> [EXERCISE AIM]: Write the records below out again exactly as given, with no images.

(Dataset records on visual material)
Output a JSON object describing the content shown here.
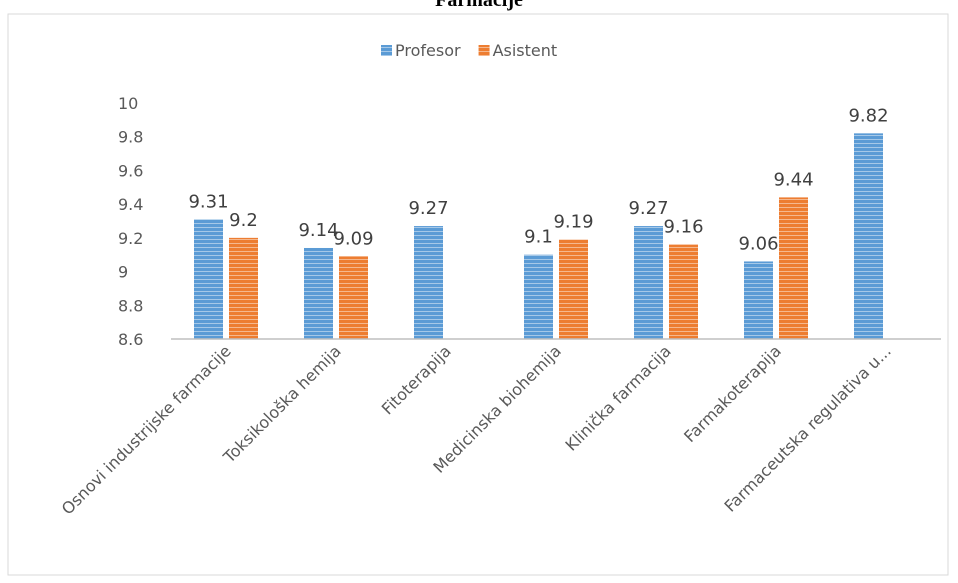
{
  "chart_data": {
    "type": "bar",
    "title": "Farmacije",
    "categories": [
      "Osnovi industrijske farmacije",
      "Toksikološka hemija",
      "Fitoterapija",
      "Medicinska biohemija",
      "Klinička farmacija",
      "Farmakoterapija",
      "Farmaceutska regulativa u..."
    ],
    "series": [
      {
        "name": "Profesor",
        "color": "#5b9bd5",
        "values": [
          9.31,
          9.14,
          9.27,
          9.1,
          9.27,
          9.06,
          9.82
        ]
      },
      {
        "name": "Asistent",
        "color": "#ed7d31",
        "values": [
          9.2,
          9.09,
          null,
          9.19,
          9.16,
          9.44,
          null
        ]
      }
    ],
    "ylim": [
      8.6,
      10
    ],
    "yticks": [
      8.6,
      8.8,
      9,
      9.2,
      9.4,
      9.6,
      9.8,
      10
    ],
    "grid": false,
    "legend": "top"
  }
}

> [SOLUTION FOR THIS PROBLEM]:
Output a JSON object describing the content shown here.
{
  "chart_data": {
    "type": "bar",
    "title": "Farmacije",
    "categories": [
      "Osnovi industrijske farmacije",
      "Toksikološka hemija",
      "Fitoterapija",
      "Medicinska biohemija",
      "Klinička farmacija",
      "Farmakoterapija",
      "Farmaceutska regulativa u..."
    ],
    "series": [
      {
        "name": "Profesor",
        "color": "#5b9bd5",
        "values": [
          9.31,
          9.14,
          9.27,
          9.1,
          9.27,
          9.06,
          9.82
        ]
      },
      {
        "name": "Asistent",
        "color": "#ed7d31",
        "values": [
          9.2,
          9.09,
          null,
          9.19,
          9.16,
          9.44,
          null
        ]
      }
    ],
    "ylim": [
      8.6,
      10
    ],
    "yticks": [
      8.6,
      8.8,
      9,
      9.2,
      9.4,
      9.6,
      9.8,
      10
    ],
    "grid": false,
    "legend": "top"
  }
}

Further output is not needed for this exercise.